### EXERCISE DESCRIPTION
Repeat, exactly and in full, the lines of the listing below, but without any pictures.

### DATA LINES
** Begin **

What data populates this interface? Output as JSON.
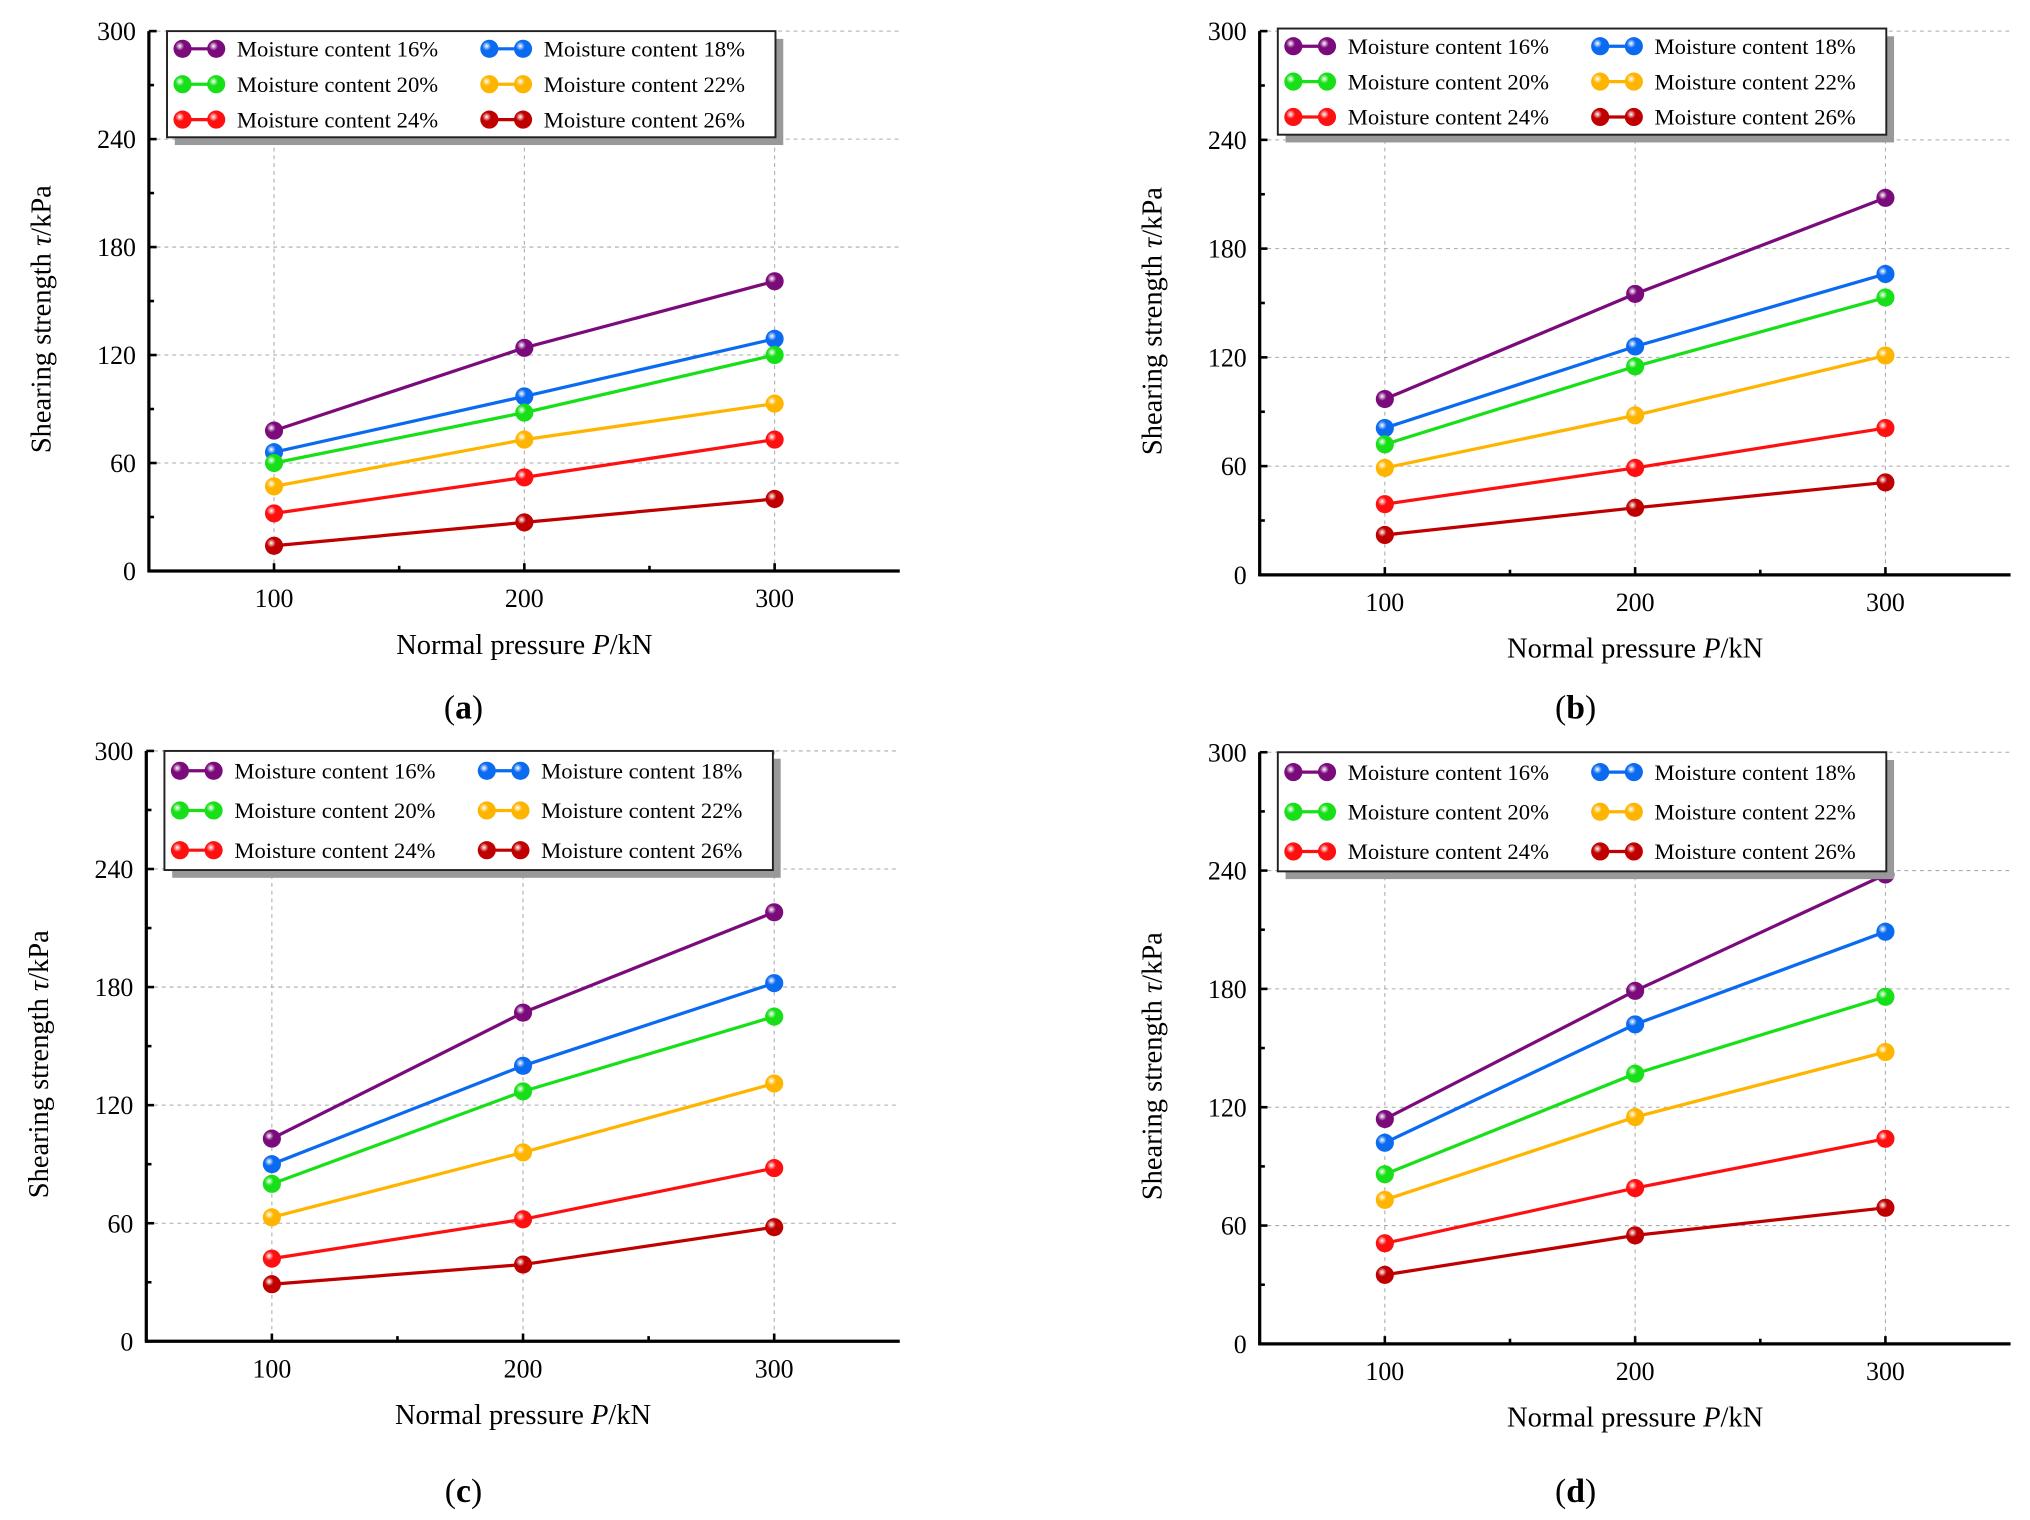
{
  "chart_data": [
    {
      "panel_label": "(a)",
      "label_letter": "a",
      "type": "line",
      "xlabel_prefix": "Normal pressure ",
      "xlabel_var": "P",
      "xlabel_unit": "/kN",
      "ylabel_prefix": "Shearing strength ",
      "ylabel_var": "τ",
      "ylabel_unit": "/kPa",
      "x": [
        100,
        200,
        300
      ],
      "xlim": [
        50,
        350
      ],
      "ylim": [
        0,
        300
      ],
      "xticks": [
        100,
        200,
        300
      ],
      "yticks": [
        0,
        60,
        120,
        180,
        240,
        300
      ],
      "grid": true,
      "legend_position": "top",
      "series": [
        {
          "name": "Moisture content 16%",
          "color": "#7b0a7b",
          "values": [
            78,
            124,
            161
          ]
        },
        {
          "name": "Moisture content 18%",
          "color": "#0a6af0",
          "values": [
            66,
            97,
            129
          ]
        },
        {
          "name": "Moisture content 20%",
          "color": "#18e018",
          "values": [
            60,
            88,
            120
          ]
        },
        {
          "name": "Moisture content 22%",
          "color": "#ffb400",
          "values": [
            47,
            73,
            93
          ]
        },
        {
          "name": "Moisture content 24%",
          "color": "#ff1010",
          "values": [
            32,
            52,
            73
          ]
        },
        {
          "name": "Moisture content 26%",
          "color": "#c00000",
          "values": [
            14,
            27,
            40
          ]
        }
      ]
    },
    {
      "panel_label": "(b)",
      "label_letter": "b",
      "type": "line",
      "xlabel_prefix": "Normal pressure ",
      "xlabel_var": "P",
      "xlabel_unit": "/kN",
      "ylabel_prefix": "Shearing strength ",
      "ylabel_var": "τ",
      "ylabel_unit": "/kPa",
      "x": [
        100,
        200,
        300
      ],
      "xlim": [
        50,
        350
      ],
      "ylim": [
        0,
        300
      ],
      "xticks": [
        100,
        200,
        300
      ],
      "yticks": [
        0,
        60,
        120,
        180,
        240,
        300
      ],
      "grid": true,
      "legend_position": "top",
      "series": [
        {
          "name": "Moisture content 16%",
          "color": "#7b0a7b",
          "values": [
            97,
            155,
            208
          ]
        },
        {
          "name": "Moisture content 18%",
          "color": "#0a6af0",
          "values": [
            81,
            126,
            166
          ]
        },
        {
          "name": "Moisture content 20%",
          "color": "#18e018",
          "values": [
            72,
            115,
            153
          ]
        },
        {
          "name": "Moisture content 22%",
          "color": "#ffb400",
          "values": [
            59,
            88,
            121
          ]
        },
        {
          "name": "Moisture content 24%",
          "color": "#ff1010",
          "values": [
            39,
            59,
            81
          ]
        },
        {
          "name": "Moisture content 26%",
          "color": "#c00000",
          "values": [
            22,
            37,
            51
          ]
        }
      ]
    },
    {
      "panel_label": "(c)",
      "label_letter": "c",
      "type": "line",
      "xlabel_prefix": "Normal pressure ",
      "xlabel_var": "P",
      "xlabel_unit": "/kN",
      "ylabel_prefix": "Shearing strength ",
      "ylabel_var": "τ",
      "ylabel_unit": "/kPa",
      "x": [
        100,
        200,
        300
      ],
      "xlim": [
        50,
        350
      ],
      "ylim": [
        0,
        300
      ],
      "xticks": [
        100,
        200,
        300
      ],
      "yticks": [
        0,
        60,
        120,
        180,
        240,
        300
      ],
      "grid": true,
      "legend_position": "top",
      "series": [
        {
          "name": "Moisture content 16%",
          "color": "#7b0a7b",
          "values": [
            103,
            167,
            218
          ]
        },
        {
          "name": "Moisture content 18%",
          "color": "#0a6af0",
          "values": [
            90,
            140,
            182
          ]
        },
        {
          "name": "Moisture content 20%",
          "color": "#18e018",
          "values": [
            80,
            127,
            165
          ]
        },
        {
          "name": "Moisture content 22%",
          "color": "#ffb400",
          "values": [
            63,
            96,
            131
          ]
        },
        {
          "name": "Moisture content 24%",
          "color": "#ff1010",
          "values": [
            42,
            62,
            88
          ]
        },
        {
          "name": "Moisture content 26%",
          "color": "#c00000",
          "values": [
            29,
            39,
            58
          ]
        }
      ]
    },
    {
      "panel_label": "(d)",
      "label_letter": "d",
      "type": "line",
      "xlabel_prefix": "Normal pressure ",
      "xlabel_var": "P",
      "xlabel_unit": "/kN",
      "ylabel_prefix": "Shearing strength ",
      "ylabel_var": "τ",
      "ylabel_unit": "/kPa",
      "x": [
        100,
        200,
        300
      ],
      "xlim": [
        50,
        350
      ],
      "ylim": [
        0,
        300
      ],
      "xticks": [
        100,
        200,
        300
      ],
      "yticks": [
        0,
        60,
        120,
        180,
        240,
        300
      ],
      "grid": true,
      "legend_position": "top",
      "series": [
        {
          "name": "Moisture content 16%",
          "color": "#7b0a7b",
          "values": [
            114,
            179,
            238
          ]
        },
        {
          "name": "Moisture content 18%",
          "color": "#0a6af0",
          "values": [
            102,
            162,
            209
          ]
        },
        {
          "name": "Moisture content 20%",
          "color": "#18e018",
          "values": [
            86,
            137,
            176
          ]
        },
        {
          "name": "Moisture content 22%",
          "color": "#ffb400",
          "values": [
            73,
            115,
            148
          ]
        },
        {
          "name": "Moisture content 24%",
          "color": "#ff1010",
          "values": [
            51,
            79,
            104
          ]
        },
        {
          "name": "Moisture content 26%",
          "color": "#c00000",
          "values": [
            35,
            55,
            69
          ]
        }
      ]
    }
  ]
}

** End **

### OUTPUT OF THE EXERCISE
What data populates this interface? Output as JSON.
{
  "chart_data": [
    {
      "panel_label": "(a)",
      "label_letter": "a",
      "type": "line",
      "xlabel_prefix": "Normal pressure ",
      "xlabel_var": "P",
      "xlabel_unit": "/kN",
      "ylabel_prefix": "Shearing strength ",
      "ylabel_var": "τ",
      "ylabel_unit": "/kPa",
      "x": [
        100,
        200,
        300
      ],
      "xlim": [
        50,
        350
      ],
      "ylim": [
        0,
        300
      ],
      "xticks": [
        100,
        200,
        300
      ],
      "yticks": [
        0,
        60,
        120,
        180,
        240,
        300
      ],
      "grid": true,
      "legend_position": "top",
      "series": [
        {
          "name": "Moisture content 16%",
          "color": "#7b0a7b",
          "values": [
            78,
            124,
            161
          ]
        },
        {
          "name": "Moisture content 18%",
          "color": "#0a6af0",
          "values": [
            66,
            97,
            129
          ]
        },
        {
          "name": "Moisture content 20%",
          "color": "#18e018",
          "values": [
            60,
            88,
            120
          ]
        },
        {
          "name": "Moisture content 22%",
          "color": "#ffb400",
          "values": [
            47,
            73,
            93
          ]
        },
        {
          "name": "Moisture content 24%",
          "color": "#ff1010",
          "values": [
            32,
            52,
            73
          ]
        },
        {
          "name": "Moisture content 26%",
          "color": "#c00000",
          "values": [
            14,
            27,
            40
          ]
        }
      ]
    },
    {
      "panel_label": "(b)",
      "label_letter": "b",
      "type": "line",
      "xlabel_prefix": "Normal pressure ",
      "xlabel_var": "P",
      "xlabel_unit": "/kN",
      "ylabel_prefix": "Shearing strength ",
      "ylabel_var": "τ",
      "ylabel_unit": "/kPa",
      "x": [
        100,
        200,
        300
      ],
      "xlim": [
        50,
        350
      ],
      "ylim": [
        0,
        300
      ],
      "xticks": [
        100,
        200,
        300
      ],
      "yticks": [
        0,
        60,
        120,
        180,
        240,
        300
      ],
      "grid": true,
      "legend_position": "top",
      "series": [
        {
          "name": "Moisture content 16%",
          "color": "#7b0a7b",
          "values": [
            97,
            155,
            208
          ]
        },
        {
          "name": "Moisture content 18%",
          "color": "#0a6af0",
          "values": [
            81,
            126,
            166
          ]
        },
        {
          "name": "Moisture content 20%",
          "color": "#18e018",
          "values": [
            72,
            115,
            153
          ]
        },
        {
          "name": "Moisture content 22%",
          "color": "#ffb400",
          "values": [
            59,
            88,
            121
          ]
        },
        {
          "name": "Moisture content 24%",
          "color": "#ff1010",
          "values": [
            39,
            59,
            81
          ]
        },
        {
          "name": "Moisture content 26%",
          "color": "#c00000",
          "values": [
            22,
            37,
            51
          ]
        }
      ]
    },
    {
      "panel_label": "(c)",
      "label_letter": "c",
      "type": "line",
      "xlabel_prefix": "Normal pressure ",
      "xlabel_var": "P",
      "xlabel_unit": "/kN",
      "ylabel_prefix": "Shearing strength ",
      "ylabel_var": "τ",
      "ylabel_unit": "/kPa",
      "x": [
        100,
        200,
        300
      ],
      "xlim": [
        50,
        350
      ],
      "ylim": [
        0,
        300
      ],
      "xticks": [
        100,
        200,
        300
      ],
      "yticks": [
        0,
        60,
        120,
        180,
        240,
        300
      ],
      "grid": true,
      "legend_position": "top",
      "series": [
        {
          "name": "Moisture content 16%",
          "color": "#7b0a7b",
          "values": [
            103,
            167,
            218
          ]
        },
        {
          "name": "Moisture content 18%",
          "color": "#0a6af0",
          "values": [
            90,
            140,
            182
          ]
        },
        {
          "name": "Moisture content 20%",
          "color": "#18e018",
          "values": [
            80,
            127,
            165
          ]
        },
        {
          "name": "Moisture content 22%",
          "color": "#ffb400",
          "values": [
            63,
            96,
            131
          ]
        },
        {
          "name": "Moisture content 24%",
          "color": "#ff1010",
          "values": [
            42,
            62,
            88
          ]
        },
        {
          "name": "Moisture content 26%",
          "color": "#c00000",
          "values": [
            29,
            39,
            58
          ]
        }
      ]
    },
    {
      "panel_label": "(d)",
      "label_letter": "d",
      "type": "line",
      "xlabel_prefix": "Normal pressure ",
      "xlabel_var": "P",
      "xlabel_unit": "/kN",
      "ylabel_prefix": "Shearing strength ",
      "ylabel_var": "τ",
      "ylabel_unit": "/kPa",
      "x": [
        100,
        200,
        300
      ],
      "xlim": [
        50,
        350
      ],
      "ylim": [
        0,
        300
      ],
      "xticks": [
        100,
        200,
        300
      ],
      "yticks": [
        0,
        60,
        120,
        180,
        240,
        300
      ],
      "grid": true,
      "legend_position": "top",
      "series": [
        {
          "name": "Moisture content 16%",
          "color": "#7b0a7b",
          "values": [
            114,
            179,
            238
          ]
        },
        {
          "name": "Moisture content 18%",
          "color": "#0a6af0",
          "values": [
            102,
            162,
            209
          ]
        },
        {
          "name": "Moisture content 20%",
          "color": "#18e018",
          "values": [
            86,
            137,
            176
          ]
        },
        {
          "name": "Moisture content 22%",
          "color": "#ffb400",
          "values": [
            73,
            115,
            148
          ]
        },
        {
          "name": "Moisture content 24%",
          "color": "#ff1010",
          "values": [
            51,
            79,
            104
          ]
        },
        {
          "name": "Moisture content 26%",
          "color": "#c00000",
          "values": [
            35,
            55,
            69
          ]
        }
      ]
    }
  ]
}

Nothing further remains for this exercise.